* [GIVEN TASK]: Rewrite the stretch from the start of the lines through the line containing "The securing bolts 194 is at (632, 553).", substituting "beveling assembly" for "chamfering assembly" and leaving everything else unchanged. Give only those lines.

* [DATASET]:
-=-=-=-=-
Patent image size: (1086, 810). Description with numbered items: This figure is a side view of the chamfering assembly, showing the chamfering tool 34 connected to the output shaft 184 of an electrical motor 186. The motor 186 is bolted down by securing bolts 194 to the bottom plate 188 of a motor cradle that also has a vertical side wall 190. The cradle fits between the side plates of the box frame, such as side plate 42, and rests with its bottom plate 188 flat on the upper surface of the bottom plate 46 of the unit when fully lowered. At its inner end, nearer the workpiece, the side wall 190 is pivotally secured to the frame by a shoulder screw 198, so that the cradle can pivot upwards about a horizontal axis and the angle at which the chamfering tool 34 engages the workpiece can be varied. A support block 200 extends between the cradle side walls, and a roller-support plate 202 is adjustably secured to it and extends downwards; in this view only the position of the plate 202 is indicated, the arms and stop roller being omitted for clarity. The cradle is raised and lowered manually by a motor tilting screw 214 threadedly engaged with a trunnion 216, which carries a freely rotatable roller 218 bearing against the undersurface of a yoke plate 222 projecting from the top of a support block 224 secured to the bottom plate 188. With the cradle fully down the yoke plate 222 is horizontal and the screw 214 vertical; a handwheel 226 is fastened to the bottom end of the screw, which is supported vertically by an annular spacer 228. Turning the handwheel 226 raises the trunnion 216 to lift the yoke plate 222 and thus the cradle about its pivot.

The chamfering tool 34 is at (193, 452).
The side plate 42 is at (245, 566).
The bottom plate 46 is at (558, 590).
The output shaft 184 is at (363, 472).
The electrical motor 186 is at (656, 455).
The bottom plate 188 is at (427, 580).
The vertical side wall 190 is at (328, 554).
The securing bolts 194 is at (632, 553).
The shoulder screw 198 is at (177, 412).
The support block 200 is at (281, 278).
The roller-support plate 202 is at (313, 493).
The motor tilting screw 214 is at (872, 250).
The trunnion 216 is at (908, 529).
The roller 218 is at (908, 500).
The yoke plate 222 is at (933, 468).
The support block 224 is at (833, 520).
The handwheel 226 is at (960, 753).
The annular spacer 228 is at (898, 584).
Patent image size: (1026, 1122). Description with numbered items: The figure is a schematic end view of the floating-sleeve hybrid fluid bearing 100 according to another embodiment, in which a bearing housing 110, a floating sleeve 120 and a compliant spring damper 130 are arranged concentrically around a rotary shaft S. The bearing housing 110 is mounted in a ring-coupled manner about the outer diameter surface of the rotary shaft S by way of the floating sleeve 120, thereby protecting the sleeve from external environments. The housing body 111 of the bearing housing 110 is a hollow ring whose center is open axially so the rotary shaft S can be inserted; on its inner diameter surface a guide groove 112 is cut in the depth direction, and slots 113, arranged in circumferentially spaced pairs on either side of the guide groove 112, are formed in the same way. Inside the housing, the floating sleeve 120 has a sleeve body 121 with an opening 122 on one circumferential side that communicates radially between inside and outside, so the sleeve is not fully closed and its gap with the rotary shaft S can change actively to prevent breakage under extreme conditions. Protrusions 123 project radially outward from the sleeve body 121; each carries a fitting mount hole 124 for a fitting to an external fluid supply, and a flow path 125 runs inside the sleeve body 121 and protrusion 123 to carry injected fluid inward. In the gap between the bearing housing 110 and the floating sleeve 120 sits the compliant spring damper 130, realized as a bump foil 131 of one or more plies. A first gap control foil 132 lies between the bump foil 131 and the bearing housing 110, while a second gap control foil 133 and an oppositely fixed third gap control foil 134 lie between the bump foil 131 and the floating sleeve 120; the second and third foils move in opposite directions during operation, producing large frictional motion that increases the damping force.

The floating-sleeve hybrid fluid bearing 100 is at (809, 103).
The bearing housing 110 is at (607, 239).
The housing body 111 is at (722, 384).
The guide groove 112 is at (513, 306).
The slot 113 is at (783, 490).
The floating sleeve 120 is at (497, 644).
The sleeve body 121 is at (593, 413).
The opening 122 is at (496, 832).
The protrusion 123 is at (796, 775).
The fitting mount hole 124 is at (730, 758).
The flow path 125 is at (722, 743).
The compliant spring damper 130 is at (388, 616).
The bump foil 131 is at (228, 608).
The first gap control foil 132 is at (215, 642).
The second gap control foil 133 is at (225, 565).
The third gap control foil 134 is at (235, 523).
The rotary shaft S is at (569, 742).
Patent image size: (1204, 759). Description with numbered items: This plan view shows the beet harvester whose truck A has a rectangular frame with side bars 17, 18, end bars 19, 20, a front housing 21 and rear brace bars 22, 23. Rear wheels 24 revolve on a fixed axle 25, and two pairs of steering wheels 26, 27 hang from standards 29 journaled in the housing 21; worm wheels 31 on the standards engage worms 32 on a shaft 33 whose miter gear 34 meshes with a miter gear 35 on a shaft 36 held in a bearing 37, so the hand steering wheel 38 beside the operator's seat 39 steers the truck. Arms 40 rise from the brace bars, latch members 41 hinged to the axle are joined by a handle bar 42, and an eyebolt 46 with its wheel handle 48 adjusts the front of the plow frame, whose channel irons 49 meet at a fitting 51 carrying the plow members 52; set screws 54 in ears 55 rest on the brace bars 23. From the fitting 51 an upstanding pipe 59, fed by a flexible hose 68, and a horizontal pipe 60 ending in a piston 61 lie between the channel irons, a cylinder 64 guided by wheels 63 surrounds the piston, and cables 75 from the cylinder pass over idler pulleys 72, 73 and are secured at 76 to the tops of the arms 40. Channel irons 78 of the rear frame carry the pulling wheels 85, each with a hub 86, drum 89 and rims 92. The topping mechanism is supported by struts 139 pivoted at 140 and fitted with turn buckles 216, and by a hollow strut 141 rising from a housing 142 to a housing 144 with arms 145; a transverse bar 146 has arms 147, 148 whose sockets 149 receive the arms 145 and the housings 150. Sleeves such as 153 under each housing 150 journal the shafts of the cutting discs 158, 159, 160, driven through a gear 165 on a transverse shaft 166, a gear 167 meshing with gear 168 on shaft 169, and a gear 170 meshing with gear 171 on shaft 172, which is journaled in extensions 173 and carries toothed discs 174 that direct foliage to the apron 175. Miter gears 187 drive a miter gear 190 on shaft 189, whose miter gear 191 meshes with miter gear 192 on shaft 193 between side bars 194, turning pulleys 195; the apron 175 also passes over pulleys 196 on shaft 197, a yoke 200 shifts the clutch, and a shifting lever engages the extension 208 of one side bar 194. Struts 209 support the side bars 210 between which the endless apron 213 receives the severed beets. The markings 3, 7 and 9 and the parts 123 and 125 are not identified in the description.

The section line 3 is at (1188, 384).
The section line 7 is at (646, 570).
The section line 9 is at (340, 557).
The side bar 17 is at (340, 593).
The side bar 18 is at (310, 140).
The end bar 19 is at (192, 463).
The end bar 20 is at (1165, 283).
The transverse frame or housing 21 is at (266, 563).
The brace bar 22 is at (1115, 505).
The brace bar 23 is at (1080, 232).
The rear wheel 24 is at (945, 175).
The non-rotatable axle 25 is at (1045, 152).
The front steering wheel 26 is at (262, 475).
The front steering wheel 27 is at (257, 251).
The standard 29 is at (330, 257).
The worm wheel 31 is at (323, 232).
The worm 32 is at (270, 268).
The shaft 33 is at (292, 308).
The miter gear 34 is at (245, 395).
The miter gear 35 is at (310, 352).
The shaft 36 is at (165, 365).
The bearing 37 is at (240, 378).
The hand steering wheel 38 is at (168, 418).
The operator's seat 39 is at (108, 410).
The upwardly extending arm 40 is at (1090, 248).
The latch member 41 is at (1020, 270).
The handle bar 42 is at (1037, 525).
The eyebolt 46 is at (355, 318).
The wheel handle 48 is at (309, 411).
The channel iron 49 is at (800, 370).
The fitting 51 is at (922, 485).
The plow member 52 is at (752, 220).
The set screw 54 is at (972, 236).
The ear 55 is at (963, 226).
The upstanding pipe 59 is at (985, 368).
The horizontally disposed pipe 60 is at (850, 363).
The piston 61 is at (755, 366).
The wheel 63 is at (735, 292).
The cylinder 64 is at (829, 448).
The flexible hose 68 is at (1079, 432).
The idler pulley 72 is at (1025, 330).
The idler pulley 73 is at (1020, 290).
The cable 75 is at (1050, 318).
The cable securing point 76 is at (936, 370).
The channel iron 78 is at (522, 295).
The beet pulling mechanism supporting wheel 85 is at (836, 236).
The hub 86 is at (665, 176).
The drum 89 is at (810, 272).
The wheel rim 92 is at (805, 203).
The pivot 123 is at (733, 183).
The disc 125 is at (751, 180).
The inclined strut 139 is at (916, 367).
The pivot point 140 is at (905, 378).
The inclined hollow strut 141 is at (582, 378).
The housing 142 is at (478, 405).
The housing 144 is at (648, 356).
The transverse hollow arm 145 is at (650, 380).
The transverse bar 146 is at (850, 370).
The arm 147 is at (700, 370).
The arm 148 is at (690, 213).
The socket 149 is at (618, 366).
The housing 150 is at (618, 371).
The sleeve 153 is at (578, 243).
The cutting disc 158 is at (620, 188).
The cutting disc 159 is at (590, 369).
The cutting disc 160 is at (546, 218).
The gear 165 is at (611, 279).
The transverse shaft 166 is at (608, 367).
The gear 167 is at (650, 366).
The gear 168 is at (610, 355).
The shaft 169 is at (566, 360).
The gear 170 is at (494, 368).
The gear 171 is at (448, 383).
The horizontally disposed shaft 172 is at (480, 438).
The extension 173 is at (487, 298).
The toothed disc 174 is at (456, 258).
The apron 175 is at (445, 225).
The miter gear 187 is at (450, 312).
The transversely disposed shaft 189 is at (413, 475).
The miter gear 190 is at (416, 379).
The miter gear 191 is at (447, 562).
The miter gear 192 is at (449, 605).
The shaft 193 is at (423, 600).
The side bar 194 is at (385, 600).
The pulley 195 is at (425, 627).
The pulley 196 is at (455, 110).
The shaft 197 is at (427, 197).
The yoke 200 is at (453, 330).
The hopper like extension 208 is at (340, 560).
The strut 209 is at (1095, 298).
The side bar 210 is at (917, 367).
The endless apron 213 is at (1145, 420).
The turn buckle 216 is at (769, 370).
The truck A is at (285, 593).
-=-=-=-=-
* [WORKED SOLUTION]:
Patent image size: (1086, 810). Description with numbered items: This figure is a side view of the beveling assembly, showing the chamfering tool 34 connected to the output shaft 184 of an electrical motor 186. The motor 186 is bolted down by securing bolts 194 to the bottom plate 188 of a motor cradle that also has a vertical side wall 190. The cradle fits between the side plates of the box frame, such as side plate 42, and rests with its bottom plate 188 flat on the upper surface of the bottom plate 46 of the unit when fully lowered. At its inner end, nearer the workpiece, the side wall 190 is pivotally secured to the frame by a shoulder screw 198, so that the cradle can pivot upwards about a horizontal axis and the angle at which the chamfering tool 34 engages the workpiece can be varied. A support block 200 extends between the cradle side walls, and a roller-support plate 202 is adjustably secured to it and extends downwards; in this view only the position of the plate 202 is indicated, the arms and stop roller being omitted for clarity. The cradle is raised and lowered manually by a motor tilting screw 214 threadedly engaged with a trunnion 216, which carries a freely rotatable roller 218 bearing against the undersurface of a yoke plate 222 projecting from the top of a support block 224 secured to the bottom plate 188. With the cradle fully down the yoke plate 222 is horizontal and the screw 214 vertical; a handwheel 226 is fastened to the bottom end of the screw, which is supported vertically by an annular spacer 228. Turning the handwheel 226 raises the trunnion 216 to lift the yoke plate 222 and thus the cradle about its pivot.

The chamfering tool 34 is at (193, 452).
The side plate 42 is at (245, 566).
The bottom plate 46 is at (558, 590).
The output shaft 184 is at (363, 472).
The electrical motor 186 is at (656, 455).
The bottom plate 188 is at (427, 580).
The vertical side wall 190 is at (328, 554).
The securing bolts 194 is at (632, 553).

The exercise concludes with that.